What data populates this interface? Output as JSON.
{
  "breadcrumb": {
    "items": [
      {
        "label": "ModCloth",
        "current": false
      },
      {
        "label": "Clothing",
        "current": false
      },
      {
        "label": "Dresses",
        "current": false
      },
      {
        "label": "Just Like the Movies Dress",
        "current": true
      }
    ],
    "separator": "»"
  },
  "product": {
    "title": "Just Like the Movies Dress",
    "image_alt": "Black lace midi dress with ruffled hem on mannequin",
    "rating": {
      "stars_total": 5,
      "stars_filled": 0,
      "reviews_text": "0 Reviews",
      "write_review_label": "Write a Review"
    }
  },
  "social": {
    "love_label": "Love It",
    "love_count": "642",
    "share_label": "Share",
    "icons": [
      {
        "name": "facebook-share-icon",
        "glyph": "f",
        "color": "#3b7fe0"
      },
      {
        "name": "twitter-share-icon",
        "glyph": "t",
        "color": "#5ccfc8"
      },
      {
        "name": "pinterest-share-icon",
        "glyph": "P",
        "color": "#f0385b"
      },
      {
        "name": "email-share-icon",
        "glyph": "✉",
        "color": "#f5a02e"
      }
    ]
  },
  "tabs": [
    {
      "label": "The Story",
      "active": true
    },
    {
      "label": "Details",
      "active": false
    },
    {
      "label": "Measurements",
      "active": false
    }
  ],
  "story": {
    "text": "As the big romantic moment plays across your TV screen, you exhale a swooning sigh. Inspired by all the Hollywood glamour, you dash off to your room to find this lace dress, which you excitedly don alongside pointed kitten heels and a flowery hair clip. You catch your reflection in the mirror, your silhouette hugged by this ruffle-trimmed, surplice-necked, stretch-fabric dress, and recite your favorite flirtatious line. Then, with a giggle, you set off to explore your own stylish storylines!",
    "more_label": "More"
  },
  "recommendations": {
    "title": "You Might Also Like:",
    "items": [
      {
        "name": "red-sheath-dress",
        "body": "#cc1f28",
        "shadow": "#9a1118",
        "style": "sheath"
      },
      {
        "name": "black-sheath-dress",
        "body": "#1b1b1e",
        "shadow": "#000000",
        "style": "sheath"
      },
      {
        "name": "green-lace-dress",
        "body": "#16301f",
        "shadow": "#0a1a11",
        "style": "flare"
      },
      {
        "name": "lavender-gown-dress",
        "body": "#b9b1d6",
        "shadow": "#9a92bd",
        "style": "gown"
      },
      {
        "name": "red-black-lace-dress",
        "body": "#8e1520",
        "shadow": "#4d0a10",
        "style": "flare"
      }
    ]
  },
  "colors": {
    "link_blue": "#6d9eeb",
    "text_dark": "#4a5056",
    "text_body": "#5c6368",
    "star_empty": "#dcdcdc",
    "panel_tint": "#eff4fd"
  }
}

#### [Challenge]
Every line containing the string "lace" must be listed.

#### [Written response]
    "image_alt": "Black lace midi dress with ruffled hem on mannequin",
    "text": "As the big romantic moment plays across your TV screen, you exhale a swooning sigh. Inspired by all the Hollywood glamour, you dash off to your room to find this lace dress, which you excitedly don alongside pointed kitten heels and a flowery hair clip. You catch your reflection in the mirror, your silhouette hugged by this ruffle-trimmed, surplice-necked, stretch-fabric dress, and recite your favorite flirtatious line. Then, with a giggle, you set off to explore your own stylish storylines!",
        "name": "green-lace-dress",
        "name": "red-black-lace-dress",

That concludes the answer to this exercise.